Exercise description: All the data should come back exactly as it was given.
▼▼▼
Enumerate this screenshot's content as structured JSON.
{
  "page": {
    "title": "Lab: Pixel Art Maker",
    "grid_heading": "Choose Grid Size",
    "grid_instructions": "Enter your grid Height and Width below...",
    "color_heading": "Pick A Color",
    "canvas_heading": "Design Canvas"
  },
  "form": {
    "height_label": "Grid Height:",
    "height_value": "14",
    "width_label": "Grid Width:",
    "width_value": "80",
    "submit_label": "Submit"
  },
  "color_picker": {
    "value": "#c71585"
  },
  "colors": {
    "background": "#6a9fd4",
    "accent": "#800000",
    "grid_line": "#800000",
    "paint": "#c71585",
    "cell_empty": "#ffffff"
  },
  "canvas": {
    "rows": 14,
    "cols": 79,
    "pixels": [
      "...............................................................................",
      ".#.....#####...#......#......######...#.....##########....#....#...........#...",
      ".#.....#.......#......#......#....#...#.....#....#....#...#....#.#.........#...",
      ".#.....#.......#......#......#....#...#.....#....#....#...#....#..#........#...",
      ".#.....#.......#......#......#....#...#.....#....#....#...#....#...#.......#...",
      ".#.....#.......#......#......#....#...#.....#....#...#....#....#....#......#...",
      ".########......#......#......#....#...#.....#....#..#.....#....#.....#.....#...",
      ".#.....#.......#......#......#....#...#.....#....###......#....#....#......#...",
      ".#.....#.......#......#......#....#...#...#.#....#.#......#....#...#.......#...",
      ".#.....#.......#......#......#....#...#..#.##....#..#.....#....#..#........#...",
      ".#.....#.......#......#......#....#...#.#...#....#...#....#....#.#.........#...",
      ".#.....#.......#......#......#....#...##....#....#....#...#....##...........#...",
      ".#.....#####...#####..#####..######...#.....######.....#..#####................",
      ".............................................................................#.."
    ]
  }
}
▲▲▲
Full response:
Enumerate this screenshot's content as structured JSON.
{
  "page": {
    "title": "Lab: Pixel Art Maker",
    "grid_heading": "Choose Grid Size",
    "grid_instructions": "Enter your grid Height and Width below...",
    "color_heading": "Pick A Color",
    "canvas_heading": "Design Canvas"
  },
  "form": {
    "height_label": "Grid Height:",
    "height_value": "14",
    "width_label": "Grid Width:",
    "width_value": "80",
    "submit_label": "Submit"
  },
  "color_picker": {
    "value": "#c71585"
  },
  "colors": {
    "background": "#6a9fd4",
    "accent": "#800000",
    "grid_line": "#800000",
    "paint": "#c71585",
    "cell_empty": "#ffffff"
  },
  "canvas": {
    "rows": 14,
    "cols": 79,
    "pixels": [
      "...............................................................................",
      ".#.....#####...#......#......######...#.....##########....#....#...........#...",
      ".#.....#.......#......#......#....#...#.....#....#....#...#....#.#.........#...",
      ".#.....#.......#......#......#....#...#.....#....#....#...#....#..#........#...",
      ".#.....#.......#......#......#....#...#.....#....#....#...#....#...#.......#...",
      ".#.....#.......#......#......#....#...#.....#....#...#....#....#....#......#...",
      ".########......#......#......#....#...#.....#....#..#.....#....#.....#.....#...",
      ".#.....#.......#......#......#....#...#.....#....###......#....#....#......#...",
      ".#.....#.......#......#......#....#...#...#.#....#.#......#....#...#.......#...",
      ".#.....#.......#......#......#....#...#..#.##....#..#.....#....#..#........#...",
      ".#.....#.......#......#......#....#...#.#...#....#...#....#....#.#.........#...",
      ".#.....#.......#......#......#....#...##....#....#....#...#....##...........#...",
      ".#.....#####...#####..#####..######...#.....######.....#..#####................",
      ".............................................................................#.."
    ]
  }
}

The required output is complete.